- _WHAT IS EXPECTED_: Spot each line in the records below where the word "previous" occurs, then copy it.

- _DATASET EXTRACT_:
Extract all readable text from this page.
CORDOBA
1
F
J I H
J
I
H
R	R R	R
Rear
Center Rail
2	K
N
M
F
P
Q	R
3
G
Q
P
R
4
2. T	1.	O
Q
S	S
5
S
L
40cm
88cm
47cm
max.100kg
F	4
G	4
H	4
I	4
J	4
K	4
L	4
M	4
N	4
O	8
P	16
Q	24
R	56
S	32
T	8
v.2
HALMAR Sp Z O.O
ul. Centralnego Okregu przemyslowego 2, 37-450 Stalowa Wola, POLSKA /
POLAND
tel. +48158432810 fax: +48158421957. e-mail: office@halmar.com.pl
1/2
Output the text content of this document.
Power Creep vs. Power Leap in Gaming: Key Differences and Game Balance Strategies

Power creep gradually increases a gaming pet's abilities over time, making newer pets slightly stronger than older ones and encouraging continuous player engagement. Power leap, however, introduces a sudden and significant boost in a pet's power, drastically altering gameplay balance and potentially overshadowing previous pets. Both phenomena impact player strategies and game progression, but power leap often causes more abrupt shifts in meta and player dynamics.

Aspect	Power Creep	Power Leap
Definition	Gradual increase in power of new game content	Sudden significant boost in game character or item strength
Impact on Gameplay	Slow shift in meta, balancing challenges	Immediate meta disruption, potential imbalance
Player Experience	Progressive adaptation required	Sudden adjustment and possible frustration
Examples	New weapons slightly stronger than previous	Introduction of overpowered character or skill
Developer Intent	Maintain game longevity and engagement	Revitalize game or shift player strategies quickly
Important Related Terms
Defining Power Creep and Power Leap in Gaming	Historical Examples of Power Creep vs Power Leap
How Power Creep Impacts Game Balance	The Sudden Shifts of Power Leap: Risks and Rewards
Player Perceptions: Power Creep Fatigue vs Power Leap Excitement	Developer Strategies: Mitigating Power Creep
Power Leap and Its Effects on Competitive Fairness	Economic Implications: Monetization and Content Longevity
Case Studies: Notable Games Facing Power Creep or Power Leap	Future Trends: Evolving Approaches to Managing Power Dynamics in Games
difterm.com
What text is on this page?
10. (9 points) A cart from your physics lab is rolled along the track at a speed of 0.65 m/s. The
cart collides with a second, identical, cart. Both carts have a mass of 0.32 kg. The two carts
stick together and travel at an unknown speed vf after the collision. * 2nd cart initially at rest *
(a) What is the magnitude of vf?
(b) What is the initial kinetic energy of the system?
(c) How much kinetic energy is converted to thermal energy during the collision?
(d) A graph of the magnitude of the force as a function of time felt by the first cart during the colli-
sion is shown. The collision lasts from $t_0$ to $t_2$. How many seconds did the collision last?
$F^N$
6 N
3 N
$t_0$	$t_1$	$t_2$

- _ANSWER FOR THIS EXERCISE_:
Power creep gradually increases a gaming pet's abilities over time, making newer pets slightly stronger than older ones and encouraging continuous player engagement. Power leap, however, introduces a sudden and significant boost in a pet's power, drastically altering gameplay balance and potentially overshadowing previous pets. Both phenomena impact player strategies and game progression, but power leap often causes more abrupt shifts in meta and player dynamics.
Examples	New weapons slightly stronger than previous	Introduction of overpowered character or skill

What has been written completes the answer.